* Requirement *
Copy out all the data, word for word.

─── Data for this task

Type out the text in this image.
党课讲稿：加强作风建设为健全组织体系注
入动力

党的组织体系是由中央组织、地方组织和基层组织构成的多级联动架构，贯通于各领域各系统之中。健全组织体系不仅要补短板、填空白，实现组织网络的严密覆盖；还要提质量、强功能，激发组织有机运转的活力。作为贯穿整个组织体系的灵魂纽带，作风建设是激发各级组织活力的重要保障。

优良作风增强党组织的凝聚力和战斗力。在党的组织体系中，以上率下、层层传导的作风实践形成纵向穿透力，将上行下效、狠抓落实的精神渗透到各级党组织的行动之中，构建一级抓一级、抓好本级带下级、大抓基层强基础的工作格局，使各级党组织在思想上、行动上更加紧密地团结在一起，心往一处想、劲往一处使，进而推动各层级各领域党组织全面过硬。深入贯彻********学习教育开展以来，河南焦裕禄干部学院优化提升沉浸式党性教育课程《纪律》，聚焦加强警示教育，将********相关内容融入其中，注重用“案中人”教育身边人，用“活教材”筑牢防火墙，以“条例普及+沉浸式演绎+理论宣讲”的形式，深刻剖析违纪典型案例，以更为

──────

* Result *
Type out the text in this image.
党课讲稿：加强作风建设为健全组织体系注
入动力

党的组织体系是由中央组织、地方组织和基层组织构成的多级联动架构，贯通于各领域各系统之中。健全组织体系不仅要补短板、填空白，实现组织网络的严密覆盖；还要提质量、强功能，激发组织有机运转的活力。作为贯穿整个组织体系的灵魂纽带，作风建设是激发各级组织活力的重要保障。

优良作风增强党组织的凝聚力和战斗力。在党的组织体系中，以上率下、层层传导的作风实践形成纵向穿透力，将上行下效、狠抓落实的精神渗透到各级党组织的行动之中，构建一级抓一级、抓好本级带下级、大抓基层强基础的工作格局，使各级党组织在思想上、行动上更加紧密地团结在一起，心往一处想、劲往一处使，进而推动各层级各领域党组织全面过硬。深入贯彻********学习教育开展以来，河南焦裕禄干部学院优化提升沉浸式党性教育课程《纪律》，聚焦加强警示教育，将********相关内容融入其中，注重用“案中人”教育身边人，用“活教材”筑牢防火墙，以“条例普及+沉浸式演绎+理论宣讲”的形式，深刻剖析违纪典型案例，以更为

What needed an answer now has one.